Stated exercise => All of the data must be printed exactly; please include every line.
____ Supplied entries
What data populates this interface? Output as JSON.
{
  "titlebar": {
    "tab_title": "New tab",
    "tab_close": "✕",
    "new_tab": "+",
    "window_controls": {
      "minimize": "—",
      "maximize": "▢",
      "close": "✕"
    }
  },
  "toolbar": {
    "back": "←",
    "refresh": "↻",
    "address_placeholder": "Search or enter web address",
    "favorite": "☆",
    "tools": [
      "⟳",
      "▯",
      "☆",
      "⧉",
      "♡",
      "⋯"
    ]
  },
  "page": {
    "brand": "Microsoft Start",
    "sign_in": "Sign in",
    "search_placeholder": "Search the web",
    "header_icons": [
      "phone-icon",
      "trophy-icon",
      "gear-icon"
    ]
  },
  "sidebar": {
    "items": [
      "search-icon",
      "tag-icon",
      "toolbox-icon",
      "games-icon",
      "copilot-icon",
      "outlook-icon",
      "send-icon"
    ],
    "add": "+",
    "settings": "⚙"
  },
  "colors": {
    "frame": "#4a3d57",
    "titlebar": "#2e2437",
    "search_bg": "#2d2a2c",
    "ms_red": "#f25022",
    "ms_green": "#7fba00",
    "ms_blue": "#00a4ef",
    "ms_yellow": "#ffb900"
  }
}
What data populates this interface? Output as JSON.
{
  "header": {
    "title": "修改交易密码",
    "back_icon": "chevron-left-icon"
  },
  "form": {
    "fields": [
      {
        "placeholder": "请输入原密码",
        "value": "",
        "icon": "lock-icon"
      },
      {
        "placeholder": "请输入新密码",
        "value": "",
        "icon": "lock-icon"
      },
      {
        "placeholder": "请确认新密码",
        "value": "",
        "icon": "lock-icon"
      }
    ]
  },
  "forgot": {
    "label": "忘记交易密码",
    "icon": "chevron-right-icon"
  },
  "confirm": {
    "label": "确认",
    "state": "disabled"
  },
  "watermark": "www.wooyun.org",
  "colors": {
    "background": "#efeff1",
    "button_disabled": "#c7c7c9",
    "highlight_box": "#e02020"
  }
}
________
Finished exercise =>
What data populates this interface? Output as JSON.
{
  "titlebar": {
    "tab_title": "New tab",
    "tab_close": "✕",
    "new_tab": "+",
    "window_controls": {
      "minimize": "—",
      "maximize": "▢",
      "close": "✕"
    }
  },
  "toolbar": {
    "back": "←",
    "refresh": "↻",
    "address_placeholder": "Search or enter web address",
    "favorite": "☆",
    "tools": [
      "⟳",
      "▯",
      "☆",
      "⧉",
      "♡",
      "⋯"
    ]
  },
  "page": {
    "brand": "Microsoft Start",
    "sign_in": "Sign in",
    "search_placeholder": "Search the web",
    "header_icons": [
      "phone-icon",
      "trophy-icon",
      "gear-icon"
    ]
  },
  "sidebar": {
    "items": [
      "search-icon",
      "tag-icon",
      "toolbox-icon",
      "games-icon",
      "copilot-icon",
      "outlook-icon",
      "send-icon"
    ],
    "add": "+",
    "settings": "⚙"
  },
  "colors": {
    "frame": "#4a3d57",
    "titlebar": "#2e2437",
    "search_bg": "#2d2a2c",
    "ms_red": "#f25022",
    "ms_green": "#7fba00",
    "ms_blue": "#00a4ef",
    "ms_yellow": "#ffb900"
  }
}
What data populates this interface? Output as JSON.
{
  "header": {
    "title": "修改交易密码",
    "back_icon": "chevron-left-icon"
  },
  "form": {
    "fields": [
      {
        "placeholder": "请输入原密码",
        "value": "",
        "icon": "lock-icon"
      },
      {
        "placeholder": "请输入新密码",
        "value": "",
        "icon": "lock-icon"
      },
      {
        "placeholder": "请确认新密码",
        "value": "",
        "icon": "lock-icon"
      }
    ]
  },
  "forgot": {
    "label": "忘记交易密码",
    "icon": "chevron-right-icon"
  },
  "confirm": {
    "label": "确认",
    "state": "disabled"
  },
  "watermark": "www.wooyun.org",
  "colors": {
    "background": "#efeff1",
    "button_disabled": "#c7c7c9",
    "highlight_box": "#e02020"
  }
}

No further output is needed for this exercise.